# [JOB]
Copy everything from the start of the listing down through the line containing "consectetur … [575,857,996,953]", including that line.

★ ★ ★

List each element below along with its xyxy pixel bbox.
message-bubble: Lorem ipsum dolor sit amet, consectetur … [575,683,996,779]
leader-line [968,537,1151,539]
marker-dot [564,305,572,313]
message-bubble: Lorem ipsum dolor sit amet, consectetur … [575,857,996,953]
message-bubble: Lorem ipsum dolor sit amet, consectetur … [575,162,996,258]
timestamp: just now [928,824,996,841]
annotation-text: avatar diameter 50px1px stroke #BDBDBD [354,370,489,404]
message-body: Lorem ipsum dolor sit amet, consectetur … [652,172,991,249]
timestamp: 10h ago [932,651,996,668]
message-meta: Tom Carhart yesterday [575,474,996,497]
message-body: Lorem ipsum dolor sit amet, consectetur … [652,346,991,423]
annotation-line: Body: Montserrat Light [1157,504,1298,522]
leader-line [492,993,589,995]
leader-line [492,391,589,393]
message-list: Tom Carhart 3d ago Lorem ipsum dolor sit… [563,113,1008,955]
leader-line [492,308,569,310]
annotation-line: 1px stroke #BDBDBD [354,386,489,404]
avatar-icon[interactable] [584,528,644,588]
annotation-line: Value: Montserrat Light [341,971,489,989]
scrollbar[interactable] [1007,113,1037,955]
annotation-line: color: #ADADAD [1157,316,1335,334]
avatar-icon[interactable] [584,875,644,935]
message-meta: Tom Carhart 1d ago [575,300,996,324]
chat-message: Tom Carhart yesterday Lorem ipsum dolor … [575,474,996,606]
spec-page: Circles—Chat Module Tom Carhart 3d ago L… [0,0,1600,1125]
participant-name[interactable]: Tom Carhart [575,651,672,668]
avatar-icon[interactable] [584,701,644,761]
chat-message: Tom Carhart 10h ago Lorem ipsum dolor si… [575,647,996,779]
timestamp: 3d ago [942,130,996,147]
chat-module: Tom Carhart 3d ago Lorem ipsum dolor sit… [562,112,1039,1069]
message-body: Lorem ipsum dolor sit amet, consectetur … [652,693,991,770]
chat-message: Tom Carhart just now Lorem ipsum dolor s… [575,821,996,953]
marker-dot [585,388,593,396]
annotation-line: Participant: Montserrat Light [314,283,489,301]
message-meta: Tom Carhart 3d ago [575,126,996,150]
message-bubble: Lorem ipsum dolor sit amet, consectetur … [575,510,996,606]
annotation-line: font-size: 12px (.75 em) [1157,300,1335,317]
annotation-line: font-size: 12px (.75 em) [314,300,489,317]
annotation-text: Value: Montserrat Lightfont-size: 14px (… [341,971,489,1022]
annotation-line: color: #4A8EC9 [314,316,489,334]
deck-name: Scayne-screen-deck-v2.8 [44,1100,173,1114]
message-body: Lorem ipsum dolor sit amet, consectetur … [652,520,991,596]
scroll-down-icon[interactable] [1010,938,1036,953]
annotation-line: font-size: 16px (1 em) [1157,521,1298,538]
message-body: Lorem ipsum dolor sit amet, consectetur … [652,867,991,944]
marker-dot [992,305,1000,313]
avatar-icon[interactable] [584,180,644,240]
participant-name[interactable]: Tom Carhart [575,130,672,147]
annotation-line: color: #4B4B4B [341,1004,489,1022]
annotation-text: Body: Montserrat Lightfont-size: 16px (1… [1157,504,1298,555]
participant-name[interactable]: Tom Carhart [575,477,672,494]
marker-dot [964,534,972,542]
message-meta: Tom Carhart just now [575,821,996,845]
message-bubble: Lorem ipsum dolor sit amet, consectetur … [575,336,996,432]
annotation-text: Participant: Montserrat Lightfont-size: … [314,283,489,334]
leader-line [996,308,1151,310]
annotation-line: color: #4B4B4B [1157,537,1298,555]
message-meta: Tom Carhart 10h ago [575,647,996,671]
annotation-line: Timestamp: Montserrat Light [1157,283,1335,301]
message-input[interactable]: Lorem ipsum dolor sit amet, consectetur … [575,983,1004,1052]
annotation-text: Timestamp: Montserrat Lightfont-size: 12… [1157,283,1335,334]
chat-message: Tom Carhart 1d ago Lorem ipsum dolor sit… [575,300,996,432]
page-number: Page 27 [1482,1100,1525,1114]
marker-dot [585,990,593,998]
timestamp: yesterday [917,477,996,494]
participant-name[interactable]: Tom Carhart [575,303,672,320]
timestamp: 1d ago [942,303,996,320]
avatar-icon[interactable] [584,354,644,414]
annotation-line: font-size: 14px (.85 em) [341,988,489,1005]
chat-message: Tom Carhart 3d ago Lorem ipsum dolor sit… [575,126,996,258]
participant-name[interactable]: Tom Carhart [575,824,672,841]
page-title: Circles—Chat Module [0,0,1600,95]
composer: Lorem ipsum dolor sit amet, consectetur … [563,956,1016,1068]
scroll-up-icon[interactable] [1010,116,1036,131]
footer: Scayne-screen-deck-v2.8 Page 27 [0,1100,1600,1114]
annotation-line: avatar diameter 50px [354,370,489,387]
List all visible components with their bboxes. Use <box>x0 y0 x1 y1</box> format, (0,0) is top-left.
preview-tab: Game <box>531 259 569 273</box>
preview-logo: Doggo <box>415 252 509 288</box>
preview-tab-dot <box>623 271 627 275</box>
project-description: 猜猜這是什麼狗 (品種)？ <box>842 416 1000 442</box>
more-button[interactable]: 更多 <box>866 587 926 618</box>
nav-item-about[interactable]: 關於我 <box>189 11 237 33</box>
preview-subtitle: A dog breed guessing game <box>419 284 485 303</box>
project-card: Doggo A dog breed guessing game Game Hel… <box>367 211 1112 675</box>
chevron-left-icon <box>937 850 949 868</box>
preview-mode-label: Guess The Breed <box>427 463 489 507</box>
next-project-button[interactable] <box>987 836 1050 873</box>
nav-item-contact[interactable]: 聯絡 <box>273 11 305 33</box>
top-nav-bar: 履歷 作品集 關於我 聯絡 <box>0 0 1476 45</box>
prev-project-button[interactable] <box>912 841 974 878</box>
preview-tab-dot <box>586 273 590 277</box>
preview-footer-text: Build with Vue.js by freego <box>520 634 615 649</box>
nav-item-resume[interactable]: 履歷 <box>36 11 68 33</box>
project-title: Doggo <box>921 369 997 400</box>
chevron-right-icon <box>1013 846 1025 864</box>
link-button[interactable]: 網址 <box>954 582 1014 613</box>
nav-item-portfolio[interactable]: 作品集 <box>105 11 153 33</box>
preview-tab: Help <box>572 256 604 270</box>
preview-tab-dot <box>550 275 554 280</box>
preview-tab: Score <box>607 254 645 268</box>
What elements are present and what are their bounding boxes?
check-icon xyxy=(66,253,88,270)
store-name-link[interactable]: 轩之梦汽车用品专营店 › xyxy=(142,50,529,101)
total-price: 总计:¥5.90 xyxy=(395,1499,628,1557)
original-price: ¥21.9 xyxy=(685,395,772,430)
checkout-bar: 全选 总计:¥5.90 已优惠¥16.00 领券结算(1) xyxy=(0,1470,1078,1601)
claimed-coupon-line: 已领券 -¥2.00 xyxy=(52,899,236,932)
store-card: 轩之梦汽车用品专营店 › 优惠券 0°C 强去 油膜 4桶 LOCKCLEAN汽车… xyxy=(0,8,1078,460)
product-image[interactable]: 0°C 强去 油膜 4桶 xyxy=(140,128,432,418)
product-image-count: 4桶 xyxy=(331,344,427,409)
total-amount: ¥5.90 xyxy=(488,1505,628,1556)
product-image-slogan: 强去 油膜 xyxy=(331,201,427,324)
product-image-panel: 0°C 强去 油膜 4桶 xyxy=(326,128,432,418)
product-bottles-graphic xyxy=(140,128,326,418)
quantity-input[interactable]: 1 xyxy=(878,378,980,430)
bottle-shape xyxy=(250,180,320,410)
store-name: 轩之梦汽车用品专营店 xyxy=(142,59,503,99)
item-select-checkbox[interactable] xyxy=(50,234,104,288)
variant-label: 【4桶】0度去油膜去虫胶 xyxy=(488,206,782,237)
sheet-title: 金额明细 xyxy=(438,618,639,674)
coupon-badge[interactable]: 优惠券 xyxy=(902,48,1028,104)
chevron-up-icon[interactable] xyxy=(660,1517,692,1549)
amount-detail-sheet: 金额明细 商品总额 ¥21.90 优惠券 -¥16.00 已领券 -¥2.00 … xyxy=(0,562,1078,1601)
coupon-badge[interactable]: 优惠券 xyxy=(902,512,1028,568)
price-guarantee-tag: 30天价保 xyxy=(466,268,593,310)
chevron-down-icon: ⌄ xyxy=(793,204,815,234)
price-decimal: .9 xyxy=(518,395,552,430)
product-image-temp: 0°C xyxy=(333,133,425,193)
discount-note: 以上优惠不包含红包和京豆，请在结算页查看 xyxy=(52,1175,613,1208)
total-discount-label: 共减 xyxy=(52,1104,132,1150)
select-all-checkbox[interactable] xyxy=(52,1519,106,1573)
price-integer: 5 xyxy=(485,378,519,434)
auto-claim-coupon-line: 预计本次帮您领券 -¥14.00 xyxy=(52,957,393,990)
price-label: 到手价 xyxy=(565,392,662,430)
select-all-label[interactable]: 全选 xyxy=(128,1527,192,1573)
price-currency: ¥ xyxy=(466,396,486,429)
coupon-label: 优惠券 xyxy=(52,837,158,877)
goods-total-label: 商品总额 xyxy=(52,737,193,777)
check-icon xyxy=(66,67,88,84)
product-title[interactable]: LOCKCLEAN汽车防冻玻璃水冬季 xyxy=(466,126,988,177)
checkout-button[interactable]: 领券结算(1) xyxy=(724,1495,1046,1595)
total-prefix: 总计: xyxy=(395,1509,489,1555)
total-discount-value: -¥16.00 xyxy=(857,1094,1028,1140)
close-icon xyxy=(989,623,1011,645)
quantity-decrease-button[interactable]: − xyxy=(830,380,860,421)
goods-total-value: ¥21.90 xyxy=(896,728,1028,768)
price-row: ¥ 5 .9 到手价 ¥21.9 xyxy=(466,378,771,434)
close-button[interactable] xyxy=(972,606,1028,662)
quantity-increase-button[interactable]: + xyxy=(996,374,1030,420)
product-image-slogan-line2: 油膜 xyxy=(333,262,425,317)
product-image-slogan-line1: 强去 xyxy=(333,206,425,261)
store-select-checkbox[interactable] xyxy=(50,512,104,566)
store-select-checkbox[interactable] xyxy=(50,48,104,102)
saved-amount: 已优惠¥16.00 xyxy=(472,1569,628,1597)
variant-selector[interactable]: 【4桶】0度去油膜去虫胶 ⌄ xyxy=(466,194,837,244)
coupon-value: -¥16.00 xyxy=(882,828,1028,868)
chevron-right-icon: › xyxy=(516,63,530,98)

★ ★ ★

# [WRITTEN SOLUTION]
List each element below along with its xyxy pixel bbox.
message-bubble: Lorem ipsum dolor sit amet, consectetur … [575,683,996,779]
leader-line [968,537,1151,539]
marker-dot [564,305,572,313]
message-bubble: Lorem ipsum dolor sit amet, consectetur … [575,857,996,953]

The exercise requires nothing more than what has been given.